What needs to be done
Gather every line holding the string "Завершить".

Record excerpts
>> BEGIN

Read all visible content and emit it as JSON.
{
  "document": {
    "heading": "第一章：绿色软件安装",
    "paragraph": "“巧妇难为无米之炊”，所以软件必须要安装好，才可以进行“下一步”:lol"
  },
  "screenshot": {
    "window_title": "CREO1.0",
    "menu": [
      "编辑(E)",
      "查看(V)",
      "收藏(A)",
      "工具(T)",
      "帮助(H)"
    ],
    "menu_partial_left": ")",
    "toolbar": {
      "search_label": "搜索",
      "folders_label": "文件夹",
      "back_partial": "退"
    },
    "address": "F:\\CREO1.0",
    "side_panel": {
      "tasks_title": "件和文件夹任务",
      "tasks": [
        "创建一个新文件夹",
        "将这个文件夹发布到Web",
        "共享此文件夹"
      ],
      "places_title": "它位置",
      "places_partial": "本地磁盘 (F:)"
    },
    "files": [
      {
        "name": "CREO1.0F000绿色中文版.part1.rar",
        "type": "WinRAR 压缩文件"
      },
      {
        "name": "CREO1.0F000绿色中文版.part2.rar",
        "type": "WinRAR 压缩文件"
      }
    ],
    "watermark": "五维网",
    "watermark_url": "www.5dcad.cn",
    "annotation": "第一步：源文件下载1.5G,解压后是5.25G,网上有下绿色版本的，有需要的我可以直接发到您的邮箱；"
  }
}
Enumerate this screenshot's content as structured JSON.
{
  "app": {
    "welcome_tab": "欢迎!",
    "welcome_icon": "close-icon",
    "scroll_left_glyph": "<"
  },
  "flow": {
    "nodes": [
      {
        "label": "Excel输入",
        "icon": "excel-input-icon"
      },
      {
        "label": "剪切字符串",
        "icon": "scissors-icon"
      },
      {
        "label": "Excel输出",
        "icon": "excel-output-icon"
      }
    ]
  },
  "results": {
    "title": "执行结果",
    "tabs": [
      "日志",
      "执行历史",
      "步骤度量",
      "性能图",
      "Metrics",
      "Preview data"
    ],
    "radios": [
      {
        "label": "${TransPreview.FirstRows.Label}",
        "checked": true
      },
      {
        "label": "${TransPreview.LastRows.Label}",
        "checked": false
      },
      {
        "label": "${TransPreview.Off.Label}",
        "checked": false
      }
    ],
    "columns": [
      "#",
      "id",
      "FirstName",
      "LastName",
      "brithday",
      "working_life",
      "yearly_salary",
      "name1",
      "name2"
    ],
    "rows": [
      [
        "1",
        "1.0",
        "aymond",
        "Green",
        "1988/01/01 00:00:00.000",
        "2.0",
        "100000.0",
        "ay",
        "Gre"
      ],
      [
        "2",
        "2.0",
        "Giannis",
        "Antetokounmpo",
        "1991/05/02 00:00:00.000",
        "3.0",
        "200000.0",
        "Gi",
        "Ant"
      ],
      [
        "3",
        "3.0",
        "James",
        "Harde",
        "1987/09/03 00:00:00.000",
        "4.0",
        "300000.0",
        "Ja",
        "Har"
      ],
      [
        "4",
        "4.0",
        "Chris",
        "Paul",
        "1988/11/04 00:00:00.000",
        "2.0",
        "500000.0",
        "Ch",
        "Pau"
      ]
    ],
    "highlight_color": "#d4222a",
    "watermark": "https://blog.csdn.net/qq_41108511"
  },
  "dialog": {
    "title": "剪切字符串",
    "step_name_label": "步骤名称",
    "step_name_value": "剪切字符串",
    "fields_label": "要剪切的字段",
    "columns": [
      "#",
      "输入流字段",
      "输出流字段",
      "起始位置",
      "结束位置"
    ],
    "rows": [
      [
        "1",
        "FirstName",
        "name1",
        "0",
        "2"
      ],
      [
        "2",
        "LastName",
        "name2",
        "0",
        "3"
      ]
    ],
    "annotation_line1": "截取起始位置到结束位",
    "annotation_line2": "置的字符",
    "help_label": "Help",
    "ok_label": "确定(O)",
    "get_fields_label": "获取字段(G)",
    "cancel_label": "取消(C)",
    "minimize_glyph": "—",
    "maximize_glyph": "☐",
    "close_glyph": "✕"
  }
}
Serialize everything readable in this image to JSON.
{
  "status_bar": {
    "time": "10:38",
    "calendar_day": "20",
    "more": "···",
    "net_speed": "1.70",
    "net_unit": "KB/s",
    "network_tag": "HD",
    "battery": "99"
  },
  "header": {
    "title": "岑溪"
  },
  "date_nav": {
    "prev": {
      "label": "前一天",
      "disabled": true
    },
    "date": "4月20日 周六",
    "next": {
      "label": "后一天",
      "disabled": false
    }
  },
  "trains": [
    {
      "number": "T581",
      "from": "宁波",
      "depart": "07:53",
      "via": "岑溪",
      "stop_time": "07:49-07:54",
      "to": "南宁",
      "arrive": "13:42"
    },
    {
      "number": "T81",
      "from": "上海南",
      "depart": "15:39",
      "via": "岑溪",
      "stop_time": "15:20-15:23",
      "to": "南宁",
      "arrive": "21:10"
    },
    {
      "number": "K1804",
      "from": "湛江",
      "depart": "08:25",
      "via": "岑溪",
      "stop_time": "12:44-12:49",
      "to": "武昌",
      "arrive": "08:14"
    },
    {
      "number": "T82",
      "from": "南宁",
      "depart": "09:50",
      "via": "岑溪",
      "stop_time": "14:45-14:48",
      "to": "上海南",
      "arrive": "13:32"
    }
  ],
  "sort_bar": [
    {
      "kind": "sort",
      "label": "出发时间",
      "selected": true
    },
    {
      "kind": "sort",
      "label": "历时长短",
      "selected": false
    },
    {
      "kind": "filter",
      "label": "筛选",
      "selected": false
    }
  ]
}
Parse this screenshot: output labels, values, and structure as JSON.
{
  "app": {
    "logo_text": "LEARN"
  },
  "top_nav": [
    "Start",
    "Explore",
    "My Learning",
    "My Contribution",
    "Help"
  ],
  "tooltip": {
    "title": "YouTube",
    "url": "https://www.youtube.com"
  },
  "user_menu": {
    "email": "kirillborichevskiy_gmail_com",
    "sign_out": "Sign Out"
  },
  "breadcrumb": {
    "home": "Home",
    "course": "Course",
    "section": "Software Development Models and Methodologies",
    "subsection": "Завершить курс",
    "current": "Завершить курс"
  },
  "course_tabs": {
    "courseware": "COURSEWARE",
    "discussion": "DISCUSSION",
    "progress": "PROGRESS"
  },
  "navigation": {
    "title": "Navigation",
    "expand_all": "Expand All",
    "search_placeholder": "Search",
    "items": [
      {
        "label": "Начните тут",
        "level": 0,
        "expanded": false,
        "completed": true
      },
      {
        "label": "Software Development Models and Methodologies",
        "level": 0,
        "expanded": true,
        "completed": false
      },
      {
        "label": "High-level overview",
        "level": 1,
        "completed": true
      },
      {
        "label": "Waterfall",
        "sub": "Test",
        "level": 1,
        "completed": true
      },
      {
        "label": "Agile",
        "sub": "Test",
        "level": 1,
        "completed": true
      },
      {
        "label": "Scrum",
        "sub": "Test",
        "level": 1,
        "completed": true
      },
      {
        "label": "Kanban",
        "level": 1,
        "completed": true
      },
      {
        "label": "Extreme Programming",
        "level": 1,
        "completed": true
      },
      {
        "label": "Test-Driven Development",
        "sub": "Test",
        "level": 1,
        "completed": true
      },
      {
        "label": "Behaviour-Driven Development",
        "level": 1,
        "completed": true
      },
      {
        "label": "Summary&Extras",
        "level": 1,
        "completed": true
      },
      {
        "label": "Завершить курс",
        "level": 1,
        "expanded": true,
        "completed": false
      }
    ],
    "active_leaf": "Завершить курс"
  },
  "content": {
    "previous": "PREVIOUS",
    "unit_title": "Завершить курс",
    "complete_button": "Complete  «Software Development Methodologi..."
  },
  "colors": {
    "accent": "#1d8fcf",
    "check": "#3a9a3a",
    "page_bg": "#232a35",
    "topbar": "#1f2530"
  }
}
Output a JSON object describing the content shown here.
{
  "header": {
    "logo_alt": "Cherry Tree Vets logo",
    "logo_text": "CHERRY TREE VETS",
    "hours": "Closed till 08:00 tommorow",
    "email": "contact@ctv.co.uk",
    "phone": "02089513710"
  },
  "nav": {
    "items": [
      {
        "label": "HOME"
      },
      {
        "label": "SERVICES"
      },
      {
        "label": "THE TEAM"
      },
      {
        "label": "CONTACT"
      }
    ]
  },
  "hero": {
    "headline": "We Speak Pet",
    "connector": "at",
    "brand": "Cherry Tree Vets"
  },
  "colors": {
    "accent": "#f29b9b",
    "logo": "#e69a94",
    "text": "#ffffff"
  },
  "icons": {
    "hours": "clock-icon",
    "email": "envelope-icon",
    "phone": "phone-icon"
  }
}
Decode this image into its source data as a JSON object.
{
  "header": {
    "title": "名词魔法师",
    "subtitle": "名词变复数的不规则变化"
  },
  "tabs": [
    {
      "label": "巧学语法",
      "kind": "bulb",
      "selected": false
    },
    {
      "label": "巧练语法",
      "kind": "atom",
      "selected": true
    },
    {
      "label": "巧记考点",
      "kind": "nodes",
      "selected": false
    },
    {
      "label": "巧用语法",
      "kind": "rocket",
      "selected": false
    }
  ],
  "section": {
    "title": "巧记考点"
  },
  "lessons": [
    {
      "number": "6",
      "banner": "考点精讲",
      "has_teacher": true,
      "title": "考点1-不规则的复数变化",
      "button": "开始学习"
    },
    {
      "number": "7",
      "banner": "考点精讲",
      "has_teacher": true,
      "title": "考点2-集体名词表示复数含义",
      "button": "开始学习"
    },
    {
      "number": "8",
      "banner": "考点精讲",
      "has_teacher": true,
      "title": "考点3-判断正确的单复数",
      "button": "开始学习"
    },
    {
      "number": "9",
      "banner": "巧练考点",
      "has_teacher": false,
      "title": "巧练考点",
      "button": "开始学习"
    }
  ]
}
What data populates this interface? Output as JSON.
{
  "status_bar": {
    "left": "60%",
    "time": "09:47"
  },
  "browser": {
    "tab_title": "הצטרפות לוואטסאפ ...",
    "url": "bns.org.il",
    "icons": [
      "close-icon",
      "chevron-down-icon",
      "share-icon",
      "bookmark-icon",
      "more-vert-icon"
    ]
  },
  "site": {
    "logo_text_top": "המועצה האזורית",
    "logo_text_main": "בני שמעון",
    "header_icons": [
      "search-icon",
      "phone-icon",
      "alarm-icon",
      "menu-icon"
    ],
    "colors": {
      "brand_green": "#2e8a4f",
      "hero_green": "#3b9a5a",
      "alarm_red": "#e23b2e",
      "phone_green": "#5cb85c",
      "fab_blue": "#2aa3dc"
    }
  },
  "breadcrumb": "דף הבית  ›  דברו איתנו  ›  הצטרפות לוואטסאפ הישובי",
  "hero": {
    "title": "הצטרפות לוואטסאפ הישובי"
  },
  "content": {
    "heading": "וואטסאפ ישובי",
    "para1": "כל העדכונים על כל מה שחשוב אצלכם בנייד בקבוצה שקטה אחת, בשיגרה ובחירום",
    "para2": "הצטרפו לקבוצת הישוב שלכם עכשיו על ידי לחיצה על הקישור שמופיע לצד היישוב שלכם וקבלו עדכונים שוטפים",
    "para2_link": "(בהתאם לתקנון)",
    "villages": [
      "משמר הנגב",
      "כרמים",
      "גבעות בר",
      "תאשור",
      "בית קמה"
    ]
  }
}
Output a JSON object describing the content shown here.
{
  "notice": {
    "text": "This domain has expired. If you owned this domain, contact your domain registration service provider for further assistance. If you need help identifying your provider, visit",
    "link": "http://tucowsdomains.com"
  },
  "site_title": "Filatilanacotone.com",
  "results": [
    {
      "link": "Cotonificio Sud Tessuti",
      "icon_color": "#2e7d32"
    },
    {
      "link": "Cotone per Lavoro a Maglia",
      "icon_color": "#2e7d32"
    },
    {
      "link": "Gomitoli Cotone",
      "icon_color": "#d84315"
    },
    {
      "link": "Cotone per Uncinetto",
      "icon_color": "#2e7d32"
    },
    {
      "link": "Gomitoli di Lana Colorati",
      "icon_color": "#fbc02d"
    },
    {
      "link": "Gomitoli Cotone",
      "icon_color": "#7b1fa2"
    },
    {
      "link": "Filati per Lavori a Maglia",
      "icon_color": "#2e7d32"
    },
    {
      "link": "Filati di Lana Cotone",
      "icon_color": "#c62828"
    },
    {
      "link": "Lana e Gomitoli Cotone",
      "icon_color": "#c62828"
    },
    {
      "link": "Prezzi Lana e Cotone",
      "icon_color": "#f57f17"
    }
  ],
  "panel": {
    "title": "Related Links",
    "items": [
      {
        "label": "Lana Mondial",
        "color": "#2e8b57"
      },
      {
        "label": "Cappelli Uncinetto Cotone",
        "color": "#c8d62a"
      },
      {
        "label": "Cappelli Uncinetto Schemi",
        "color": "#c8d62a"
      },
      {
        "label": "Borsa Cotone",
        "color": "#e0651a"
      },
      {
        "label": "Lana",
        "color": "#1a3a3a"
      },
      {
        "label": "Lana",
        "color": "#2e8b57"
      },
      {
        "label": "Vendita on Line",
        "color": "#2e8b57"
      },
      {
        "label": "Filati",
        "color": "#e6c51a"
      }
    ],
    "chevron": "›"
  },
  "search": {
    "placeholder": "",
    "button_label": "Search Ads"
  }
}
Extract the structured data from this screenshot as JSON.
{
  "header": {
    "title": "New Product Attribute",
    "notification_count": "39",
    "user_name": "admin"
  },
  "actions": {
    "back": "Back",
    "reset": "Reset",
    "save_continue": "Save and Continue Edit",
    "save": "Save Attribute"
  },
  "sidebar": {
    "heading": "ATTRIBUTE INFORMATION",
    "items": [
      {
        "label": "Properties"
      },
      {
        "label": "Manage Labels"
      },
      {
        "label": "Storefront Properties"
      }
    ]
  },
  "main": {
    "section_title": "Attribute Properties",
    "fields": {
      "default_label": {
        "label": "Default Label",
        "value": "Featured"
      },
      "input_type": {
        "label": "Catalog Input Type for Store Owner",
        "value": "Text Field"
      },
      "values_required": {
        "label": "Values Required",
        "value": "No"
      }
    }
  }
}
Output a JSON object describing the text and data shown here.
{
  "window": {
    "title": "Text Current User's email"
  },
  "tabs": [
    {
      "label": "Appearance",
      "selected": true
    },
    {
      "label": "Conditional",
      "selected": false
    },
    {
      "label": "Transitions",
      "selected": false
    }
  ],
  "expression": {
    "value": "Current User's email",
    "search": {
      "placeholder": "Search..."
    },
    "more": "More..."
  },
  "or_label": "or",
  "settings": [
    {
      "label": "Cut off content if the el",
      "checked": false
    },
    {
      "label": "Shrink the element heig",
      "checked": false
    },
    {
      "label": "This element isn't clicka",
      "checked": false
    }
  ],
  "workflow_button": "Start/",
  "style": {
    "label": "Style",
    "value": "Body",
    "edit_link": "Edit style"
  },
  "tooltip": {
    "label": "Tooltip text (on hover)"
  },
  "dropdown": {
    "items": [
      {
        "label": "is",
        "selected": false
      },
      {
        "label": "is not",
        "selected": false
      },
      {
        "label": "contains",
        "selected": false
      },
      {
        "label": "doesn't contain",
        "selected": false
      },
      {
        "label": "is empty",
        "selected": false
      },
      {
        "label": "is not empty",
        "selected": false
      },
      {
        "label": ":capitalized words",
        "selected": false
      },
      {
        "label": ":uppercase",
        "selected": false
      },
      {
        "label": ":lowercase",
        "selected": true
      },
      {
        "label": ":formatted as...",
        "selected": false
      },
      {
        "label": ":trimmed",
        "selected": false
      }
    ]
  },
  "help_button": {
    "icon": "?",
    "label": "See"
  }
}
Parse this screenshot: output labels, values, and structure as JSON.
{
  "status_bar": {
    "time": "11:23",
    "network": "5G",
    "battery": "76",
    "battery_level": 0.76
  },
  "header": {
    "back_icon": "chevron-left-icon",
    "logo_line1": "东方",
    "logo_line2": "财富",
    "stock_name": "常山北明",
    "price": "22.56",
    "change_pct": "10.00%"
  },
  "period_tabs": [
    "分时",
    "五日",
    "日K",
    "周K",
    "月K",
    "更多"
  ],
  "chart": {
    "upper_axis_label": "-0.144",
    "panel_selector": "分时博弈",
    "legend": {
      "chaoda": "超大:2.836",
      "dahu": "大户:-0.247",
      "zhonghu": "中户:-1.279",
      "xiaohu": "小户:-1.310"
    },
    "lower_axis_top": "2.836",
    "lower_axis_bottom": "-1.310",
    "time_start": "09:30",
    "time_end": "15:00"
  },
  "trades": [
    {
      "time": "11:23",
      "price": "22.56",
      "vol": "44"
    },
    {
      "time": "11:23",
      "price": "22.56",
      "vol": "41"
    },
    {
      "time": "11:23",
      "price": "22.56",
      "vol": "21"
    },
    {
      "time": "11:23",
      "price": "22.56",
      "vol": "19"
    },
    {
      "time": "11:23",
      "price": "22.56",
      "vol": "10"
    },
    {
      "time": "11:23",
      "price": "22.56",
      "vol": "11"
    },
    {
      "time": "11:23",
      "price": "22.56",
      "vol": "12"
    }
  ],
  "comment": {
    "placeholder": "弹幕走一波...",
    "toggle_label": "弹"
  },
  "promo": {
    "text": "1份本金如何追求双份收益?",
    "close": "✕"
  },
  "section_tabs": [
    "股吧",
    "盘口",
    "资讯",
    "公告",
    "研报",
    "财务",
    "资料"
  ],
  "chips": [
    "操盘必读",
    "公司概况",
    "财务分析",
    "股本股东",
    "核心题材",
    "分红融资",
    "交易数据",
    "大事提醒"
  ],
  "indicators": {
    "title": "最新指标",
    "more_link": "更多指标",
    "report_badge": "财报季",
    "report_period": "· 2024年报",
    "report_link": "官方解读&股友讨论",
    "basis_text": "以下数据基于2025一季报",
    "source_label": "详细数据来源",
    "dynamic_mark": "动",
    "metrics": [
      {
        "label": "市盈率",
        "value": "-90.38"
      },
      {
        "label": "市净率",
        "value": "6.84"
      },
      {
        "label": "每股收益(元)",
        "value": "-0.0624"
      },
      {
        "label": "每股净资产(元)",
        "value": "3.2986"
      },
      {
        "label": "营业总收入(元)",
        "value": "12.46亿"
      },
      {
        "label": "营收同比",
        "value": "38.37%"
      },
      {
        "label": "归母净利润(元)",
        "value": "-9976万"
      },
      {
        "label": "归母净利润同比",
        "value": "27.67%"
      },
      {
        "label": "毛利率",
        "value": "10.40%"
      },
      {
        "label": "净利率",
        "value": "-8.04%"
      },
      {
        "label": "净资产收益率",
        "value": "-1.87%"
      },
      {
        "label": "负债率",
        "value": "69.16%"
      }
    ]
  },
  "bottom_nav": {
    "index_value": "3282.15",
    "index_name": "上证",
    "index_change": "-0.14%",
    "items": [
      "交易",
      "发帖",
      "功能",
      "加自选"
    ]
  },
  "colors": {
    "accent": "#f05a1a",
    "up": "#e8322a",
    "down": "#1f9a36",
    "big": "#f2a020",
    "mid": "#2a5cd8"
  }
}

>> END

Output of the exercise
    "subsection": "Завершить курс",
    "current": "Завершить курс"
        "label": "Завершить курс",
    "active_leaf": "Завершить курс"
    "unit_title": "Завершить курс",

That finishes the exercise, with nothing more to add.